# What you need to do
Collect each line of the entries that holds the string "this".

# Data records
------------
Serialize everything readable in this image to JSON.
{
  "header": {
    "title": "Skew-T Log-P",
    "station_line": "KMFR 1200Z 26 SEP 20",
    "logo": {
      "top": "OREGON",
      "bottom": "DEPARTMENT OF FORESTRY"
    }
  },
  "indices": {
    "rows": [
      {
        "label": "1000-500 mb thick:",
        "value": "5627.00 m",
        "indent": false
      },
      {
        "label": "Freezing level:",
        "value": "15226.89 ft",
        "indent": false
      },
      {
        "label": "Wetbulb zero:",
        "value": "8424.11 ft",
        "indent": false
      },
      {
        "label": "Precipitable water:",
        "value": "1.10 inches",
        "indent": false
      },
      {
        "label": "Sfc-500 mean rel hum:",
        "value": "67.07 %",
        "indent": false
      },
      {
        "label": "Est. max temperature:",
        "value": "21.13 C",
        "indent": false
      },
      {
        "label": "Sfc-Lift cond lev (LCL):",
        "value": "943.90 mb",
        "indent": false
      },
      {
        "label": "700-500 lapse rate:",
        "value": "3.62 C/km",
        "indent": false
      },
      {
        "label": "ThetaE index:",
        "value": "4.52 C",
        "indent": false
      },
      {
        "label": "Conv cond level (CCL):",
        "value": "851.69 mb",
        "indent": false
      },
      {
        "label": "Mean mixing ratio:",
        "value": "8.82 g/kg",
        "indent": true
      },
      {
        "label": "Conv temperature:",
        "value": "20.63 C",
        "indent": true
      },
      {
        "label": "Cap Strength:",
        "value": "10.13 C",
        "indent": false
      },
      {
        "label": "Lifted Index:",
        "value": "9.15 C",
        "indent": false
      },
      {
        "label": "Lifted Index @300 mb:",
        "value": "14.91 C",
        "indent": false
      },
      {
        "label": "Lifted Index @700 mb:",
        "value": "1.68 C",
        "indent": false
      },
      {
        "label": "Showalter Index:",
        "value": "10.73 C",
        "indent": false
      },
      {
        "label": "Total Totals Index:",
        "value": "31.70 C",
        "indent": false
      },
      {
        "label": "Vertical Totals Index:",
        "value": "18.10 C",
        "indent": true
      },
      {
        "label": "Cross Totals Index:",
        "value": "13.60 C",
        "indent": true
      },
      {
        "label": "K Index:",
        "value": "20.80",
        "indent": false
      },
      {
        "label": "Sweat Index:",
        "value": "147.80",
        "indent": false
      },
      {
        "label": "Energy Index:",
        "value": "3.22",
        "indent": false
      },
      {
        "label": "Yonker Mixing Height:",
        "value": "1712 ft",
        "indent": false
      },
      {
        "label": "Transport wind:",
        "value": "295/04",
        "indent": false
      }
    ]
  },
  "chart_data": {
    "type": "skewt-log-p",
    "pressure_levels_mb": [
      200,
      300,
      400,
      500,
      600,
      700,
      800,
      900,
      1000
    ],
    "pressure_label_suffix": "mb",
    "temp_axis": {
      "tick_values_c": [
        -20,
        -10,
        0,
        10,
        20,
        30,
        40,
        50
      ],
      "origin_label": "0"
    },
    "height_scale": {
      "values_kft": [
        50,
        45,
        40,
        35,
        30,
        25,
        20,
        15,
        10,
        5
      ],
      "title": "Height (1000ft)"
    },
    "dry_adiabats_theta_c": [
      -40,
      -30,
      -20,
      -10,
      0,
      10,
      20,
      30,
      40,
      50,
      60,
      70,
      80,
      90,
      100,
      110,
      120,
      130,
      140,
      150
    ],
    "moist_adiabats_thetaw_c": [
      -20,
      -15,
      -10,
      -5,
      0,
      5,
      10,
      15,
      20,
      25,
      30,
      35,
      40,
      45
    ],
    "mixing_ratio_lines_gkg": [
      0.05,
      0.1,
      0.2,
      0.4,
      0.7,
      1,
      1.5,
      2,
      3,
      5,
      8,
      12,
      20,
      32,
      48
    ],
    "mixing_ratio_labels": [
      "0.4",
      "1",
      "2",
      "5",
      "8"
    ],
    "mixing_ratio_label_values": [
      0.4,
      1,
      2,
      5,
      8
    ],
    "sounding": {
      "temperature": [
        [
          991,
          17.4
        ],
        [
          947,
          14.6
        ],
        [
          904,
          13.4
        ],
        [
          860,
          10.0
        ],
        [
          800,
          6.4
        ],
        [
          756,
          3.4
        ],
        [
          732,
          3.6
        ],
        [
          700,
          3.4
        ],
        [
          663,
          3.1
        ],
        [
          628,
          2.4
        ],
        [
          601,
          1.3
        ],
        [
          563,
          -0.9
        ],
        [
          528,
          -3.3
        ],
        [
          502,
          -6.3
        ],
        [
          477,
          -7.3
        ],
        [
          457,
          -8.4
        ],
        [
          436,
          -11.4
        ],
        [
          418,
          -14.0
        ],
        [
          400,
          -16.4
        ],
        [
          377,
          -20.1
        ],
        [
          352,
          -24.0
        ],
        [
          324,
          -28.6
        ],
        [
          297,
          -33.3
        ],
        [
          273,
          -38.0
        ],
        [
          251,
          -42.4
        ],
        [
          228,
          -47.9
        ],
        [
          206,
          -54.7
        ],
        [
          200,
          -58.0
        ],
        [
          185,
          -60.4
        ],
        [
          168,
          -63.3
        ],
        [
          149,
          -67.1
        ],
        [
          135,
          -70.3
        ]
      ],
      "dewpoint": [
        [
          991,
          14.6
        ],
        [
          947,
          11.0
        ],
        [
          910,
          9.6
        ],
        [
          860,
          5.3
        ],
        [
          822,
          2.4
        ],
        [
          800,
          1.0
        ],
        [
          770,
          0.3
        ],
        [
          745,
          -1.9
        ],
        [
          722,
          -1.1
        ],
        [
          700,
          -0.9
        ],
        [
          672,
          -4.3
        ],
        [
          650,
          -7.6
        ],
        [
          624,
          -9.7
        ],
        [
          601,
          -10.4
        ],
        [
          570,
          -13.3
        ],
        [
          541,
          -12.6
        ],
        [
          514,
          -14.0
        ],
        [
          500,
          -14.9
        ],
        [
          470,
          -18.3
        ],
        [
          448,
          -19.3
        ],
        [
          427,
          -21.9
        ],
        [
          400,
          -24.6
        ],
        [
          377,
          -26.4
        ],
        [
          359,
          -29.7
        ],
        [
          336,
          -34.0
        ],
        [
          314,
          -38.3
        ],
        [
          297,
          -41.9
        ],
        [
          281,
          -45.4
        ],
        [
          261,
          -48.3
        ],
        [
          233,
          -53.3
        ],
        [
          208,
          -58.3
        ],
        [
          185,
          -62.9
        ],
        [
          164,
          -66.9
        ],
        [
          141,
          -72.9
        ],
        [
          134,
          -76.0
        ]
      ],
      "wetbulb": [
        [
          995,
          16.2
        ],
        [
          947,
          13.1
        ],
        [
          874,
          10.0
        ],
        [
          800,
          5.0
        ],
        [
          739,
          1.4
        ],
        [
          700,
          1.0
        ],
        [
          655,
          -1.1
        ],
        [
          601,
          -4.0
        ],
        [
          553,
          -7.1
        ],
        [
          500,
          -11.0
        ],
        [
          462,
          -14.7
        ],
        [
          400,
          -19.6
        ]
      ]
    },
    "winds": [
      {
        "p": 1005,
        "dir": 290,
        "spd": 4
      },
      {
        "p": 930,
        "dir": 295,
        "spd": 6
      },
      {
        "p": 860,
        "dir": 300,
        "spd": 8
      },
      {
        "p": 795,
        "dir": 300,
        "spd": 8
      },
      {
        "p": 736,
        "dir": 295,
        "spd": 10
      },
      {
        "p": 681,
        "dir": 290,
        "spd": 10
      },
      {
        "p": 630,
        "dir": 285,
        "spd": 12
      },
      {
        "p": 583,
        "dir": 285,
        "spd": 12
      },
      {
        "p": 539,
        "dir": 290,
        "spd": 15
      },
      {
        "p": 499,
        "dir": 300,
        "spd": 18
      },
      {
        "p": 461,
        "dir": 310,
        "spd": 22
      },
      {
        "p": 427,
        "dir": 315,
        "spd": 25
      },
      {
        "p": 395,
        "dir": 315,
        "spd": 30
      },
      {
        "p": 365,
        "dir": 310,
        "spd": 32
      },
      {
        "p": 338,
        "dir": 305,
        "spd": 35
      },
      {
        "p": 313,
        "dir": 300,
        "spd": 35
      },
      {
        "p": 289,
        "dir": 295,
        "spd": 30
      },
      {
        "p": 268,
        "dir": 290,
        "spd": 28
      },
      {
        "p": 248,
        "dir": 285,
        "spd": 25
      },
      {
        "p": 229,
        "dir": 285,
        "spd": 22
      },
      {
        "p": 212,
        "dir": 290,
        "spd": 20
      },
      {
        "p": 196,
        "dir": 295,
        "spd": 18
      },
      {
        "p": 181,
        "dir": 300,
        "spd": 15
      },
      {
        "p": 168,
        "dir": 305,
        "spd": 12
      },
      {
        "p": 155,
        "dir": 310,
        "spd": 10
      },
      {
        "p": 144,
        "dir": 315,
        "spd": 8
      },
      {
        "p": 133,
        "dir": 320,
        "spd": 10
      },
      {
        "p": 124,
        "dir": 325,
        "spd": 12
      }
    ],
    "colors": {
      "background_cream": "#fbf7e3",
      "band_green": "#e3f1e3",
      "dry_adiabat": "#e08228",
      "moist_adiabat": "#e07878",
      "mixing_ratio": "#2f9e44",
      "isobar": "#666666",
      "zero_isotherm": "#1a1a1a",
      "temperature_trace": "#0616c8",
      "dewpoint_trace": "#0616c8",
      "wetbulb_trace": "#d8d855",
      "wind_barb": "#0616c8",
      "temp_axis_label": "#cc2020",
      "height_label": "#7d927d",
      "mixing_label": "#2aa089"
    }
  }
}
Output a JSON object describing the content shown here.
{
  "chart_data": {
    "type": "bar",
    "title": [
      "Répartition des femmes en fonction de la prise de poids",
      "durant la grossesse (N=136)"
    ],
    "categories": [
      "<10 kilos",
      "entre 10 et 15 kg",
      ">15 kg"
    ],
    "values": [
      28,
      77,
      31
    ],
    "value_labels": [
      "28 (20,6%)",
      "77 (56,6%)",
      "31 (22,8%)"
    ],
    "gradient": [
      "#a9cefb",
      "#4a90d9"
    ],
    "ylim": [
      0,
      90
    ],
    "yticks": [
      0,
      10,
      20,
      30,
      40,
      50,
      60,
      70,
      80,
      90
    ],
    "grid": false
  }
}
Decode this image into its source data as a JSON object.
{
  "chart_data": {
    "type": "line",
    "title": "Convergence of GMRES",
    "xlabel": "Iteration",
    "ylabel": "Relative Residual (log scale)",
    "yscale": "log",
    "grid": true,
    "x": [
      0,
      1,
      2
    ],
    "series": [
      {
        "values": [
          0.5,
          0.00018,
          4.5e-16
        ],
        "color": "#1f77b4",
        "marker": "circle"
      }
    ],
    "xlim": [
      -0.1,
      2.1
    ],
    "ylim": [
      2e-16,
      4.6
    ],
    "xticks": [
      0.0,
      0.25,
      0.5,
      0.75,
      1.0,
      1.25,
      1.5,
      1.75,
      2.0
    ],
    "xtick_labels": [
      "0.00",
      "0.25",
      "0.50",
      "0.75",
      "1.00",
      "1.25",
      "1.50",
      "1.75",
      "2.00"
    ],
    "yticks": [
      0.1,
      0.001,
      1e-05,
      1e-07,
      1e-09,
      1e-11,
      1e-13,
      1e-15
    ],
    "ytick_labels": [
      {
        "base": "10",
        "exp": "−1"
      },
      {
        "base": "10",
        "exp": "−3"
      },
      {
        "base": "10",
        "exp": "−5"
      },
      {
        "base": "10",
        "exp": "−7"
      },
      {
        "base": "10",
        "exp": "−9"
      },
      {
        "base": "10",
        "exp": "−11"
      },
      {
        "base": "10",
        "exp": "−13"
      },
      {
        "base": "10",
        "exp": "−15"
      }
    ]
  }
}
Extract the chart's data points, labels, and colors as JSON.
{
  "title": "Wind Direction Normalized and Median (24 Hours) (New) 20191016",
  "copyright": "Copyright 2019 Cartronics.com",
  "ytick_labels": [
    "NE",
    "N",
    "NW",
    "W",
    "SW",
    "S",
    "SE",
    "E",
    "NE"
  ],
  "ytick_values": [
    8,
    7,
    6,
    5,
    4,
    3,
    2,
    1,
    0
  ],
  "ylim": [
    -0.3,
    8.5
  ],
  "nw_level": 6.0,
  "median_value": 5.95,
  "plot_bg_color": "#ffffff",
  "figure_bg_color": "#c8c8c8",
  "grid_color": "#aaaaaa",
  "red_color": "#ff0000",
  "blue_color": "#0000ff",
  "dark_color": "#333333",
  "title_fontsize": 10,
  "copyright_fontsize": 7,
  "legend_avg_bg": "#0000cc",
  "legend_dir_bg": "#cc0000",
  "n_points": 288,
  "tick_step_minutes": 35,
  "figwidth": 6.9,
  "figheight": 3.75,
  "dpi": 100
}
------------
# Result below
Serialize everything readable in this image to JSON.
Decode this image into its source data as a JSON object.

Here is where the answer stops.